• _Instructions for the task_:
Reproduce the records below, from their first line through the line containing "keyword-return: return [122,727,185,748]", both ends included.

··· Data shown ···

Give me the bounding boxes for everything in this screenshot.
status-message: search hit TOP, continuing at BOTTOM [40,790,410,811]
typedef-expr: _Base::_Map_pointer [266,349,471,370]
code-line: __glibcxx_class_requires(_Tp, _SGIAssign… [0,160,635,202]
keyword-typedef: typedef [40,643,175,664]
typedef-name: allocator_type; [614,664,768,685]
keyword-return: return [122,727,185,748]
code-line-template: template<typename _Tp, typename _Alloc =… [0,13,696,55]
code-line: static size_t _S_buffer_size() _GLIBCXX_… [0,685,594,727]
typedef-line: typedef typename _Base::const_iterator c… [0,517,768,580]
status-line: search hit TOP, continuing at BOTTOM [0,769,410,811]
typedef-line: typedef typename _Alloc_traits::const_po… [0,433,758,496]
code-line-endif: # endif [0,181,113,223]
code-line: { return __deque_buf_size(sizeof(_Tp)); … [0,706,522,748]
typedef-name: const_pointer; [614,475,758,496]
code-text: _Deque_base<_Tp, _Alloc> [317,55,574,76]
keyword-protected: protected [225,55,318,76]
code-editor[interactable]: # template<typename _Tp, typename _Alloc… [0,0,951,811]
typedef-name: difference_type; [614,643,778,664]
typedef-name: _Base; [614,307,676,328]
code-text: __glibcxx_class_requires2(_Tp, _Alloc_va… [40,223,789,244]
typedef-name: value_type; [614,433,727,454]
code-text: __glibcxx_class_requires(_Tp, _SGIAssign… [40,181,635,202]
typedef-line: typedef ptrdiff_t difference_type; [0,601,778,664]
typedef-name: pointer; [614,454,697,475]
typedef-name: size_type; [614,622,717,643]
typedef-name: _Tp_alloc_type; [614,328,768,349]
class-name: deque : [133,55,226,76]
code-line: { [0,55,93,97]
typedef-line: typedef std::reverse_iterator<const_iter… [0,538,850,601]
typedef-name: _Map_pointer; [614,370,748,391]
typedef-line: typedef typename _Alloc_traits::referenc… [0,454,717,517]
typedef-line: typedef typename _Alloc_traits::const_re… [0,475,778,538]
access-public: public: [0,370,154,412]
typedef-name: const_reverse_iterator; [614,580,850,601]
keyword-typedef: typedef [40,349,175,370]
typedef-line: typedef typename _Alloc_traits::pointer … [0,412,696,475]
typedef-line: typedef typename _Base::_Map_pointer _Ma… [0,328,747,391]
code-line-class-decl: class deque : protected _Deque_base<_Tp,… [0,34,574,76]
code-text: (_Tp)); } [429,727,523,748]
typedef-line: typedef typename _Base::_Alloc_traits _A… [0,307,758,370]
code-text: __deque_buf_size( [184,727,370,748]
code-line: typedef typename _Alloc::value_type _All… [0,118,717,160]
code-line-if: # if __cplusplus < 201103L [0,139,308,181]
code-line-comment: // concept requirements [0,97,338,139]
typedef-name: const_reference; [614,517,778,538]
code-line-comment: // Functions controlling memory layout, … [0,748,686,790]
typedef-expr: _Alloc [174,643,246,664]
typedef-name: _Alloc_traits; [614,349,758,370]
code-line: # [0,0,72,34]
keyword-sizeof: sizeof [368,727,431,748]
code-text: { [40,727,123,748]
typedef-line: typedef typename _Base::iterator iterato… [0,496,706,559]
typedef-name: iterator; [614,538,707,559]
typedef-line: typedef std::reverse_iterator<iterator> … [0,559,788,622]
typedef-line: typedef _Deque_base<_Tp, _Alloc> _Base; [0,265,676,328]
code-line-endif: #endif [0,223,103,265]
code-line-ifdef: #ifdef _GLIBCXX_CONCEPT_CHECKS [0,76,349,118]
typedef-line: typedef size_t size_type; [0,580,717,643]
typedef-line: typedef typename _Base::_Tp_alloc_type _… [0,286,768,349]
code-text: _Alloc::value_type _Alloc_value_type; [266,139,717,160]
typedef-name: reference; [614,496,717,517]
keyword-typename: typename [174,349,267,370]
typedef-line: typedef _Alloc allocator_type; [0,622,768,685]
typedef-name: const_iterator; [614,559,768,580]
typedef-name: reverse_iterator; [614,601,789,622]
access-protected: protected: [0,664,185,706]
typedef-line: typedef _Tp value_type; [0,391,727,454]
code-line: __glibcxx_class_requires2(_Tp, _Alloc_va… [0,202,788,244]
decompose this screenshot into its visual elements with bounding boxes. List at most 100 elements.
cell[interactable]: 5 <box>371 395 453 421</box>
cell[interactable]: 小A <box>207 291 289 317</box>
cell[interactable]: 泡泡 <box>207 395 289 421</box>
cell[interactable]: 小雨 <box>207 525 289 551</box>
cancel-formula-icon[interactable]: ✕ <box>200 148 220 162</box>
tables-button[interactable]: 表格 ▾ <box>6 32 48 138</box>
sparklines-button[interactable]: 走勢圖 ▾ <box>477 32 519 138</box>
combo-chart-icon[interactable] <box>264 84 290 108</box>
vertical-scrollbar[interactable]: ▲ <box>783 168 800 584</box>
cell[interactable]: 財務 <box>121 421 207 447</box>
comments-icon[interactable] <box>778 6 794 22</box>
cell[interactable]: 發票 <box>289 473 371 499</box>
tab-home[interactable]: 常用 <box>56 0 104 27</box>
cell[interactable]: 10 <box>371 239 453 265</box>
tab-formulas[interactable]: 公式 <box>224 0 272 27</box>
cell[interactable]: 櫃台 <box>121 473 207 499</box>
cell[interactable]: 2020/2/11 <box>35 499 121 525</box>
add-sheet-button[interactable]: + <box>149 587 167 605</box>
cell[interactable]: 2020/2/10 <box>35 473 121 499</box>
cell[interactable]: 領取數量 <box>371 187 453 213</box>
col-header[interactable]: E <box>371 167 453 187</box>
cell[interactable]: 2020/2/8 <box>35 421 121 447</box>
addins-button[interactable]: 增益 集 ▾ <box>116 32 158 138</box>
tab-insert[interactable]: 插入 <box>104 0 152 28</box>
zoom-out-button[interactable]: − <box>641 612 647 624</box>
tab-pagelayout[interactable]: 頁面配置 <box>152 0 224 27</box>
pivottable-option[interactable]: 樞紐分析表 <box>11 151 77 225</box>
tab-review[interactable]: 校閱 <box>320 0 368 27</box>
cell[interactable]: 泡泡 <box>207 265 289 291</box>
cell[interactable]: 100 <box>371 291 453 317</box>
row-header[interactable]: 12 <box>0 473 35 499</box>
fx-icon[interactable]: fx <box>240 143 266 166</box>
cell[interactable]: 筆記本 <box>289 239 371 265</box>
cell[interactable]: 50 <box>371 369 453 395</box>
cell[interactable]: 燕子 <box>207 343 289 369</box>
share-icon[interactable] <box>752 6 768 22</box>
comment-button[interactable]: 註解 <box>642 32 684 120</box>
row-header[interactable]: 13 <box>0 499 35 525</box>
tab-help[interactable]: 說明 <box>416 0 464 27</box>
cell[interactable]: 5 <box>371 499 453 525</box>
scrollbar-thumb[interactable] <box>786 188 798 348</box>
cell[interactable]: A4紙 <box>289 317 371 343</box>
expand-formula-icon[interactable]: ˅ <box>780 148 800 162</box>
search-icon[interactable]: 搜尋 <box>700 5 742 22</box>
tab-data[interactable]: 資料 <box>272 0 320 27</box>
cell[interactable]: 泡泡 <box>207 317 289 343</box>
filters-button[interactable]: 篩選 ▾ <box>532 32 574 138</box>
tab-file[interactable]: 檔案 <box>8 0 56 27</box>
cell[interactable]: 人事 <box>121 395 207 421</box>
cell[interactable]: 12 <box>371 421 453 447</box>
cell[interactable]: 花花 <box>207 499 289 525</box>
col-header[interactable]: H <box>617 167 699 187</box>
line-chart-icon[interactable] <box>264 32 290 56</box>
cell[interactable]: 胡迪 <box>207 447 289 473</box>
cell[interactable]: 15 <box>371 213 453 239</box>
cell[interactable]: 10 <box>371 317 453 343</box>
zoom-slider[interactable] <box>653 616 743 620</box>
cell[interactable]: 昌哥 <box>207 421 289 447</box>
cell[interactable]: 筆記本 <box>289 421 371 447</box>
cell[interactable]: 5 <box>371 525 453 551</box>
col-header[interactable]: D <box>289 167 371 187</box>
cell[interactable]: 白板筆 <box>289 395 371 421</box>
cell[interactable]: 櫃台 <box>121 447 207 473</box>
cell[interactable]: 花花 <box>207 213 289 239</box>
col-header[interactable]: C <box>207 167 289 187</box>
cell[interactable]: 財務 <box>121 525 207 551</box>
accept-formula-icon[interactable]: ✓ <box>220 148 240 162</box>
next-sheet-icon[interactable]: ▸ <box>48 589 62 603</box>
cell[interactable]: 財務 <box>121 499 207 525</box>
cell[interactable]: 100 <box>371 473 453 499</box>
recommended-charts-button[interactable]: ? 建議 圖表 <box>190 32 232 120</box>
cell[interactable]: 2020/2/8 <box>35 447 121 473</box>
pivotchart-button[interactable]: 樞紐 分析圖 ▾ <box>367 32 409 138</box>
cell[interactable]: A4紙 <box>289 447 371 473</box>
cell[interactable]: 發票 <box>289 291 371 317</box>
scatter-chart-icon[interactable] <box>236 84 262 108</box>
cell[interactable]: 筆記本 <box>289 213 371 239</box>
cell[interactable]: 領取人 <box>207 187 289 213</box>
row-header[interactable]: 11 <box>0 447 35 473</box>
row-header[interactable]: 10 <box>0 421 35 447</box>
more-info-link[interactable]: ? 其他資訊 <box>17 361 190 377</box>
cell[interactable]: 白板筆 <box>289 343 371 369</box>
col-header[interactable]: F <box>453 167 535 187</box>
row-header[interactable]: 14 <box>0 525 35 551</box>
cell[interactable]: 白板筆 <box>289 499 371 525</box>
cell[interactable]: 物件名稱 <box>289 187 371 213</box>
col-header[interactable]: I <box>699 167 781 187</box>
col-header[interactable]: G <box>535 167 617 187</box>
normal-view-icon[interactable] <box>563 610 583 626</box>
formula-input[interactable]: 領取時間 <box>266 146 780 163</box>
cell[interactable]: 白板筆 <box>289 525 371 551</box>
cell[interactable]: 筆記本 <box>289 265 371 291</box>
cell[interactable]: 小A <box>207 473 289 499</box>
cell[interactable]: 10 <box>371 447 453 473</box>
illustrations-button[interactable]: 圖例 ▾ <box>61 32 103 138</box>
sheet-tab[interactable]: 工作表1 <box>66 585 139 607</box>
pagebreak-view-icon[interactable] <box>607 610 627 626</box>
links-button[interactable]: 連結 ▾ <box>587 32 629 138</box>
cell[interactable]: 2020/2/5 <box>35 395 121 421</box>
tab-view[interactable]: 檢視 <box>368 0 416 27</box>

···

• _Response for this exercise_:
Give me the bounding boxes for everything in this screenshot.
status-message: search hit TOP, continuing at BOTTOM [40,790,410,811]
typedef-expr: _Base::_Map_pointer [266,349,471,370]
code-line: __glibcxx_class_requires(_Tp, _SGIAssign… [0,160,635,202]
keyword-typedef: typedef [40,643,175,664]
typedef-name: allocator_type; [614,664,768,685]
keyword-return: return [122,727,185,748]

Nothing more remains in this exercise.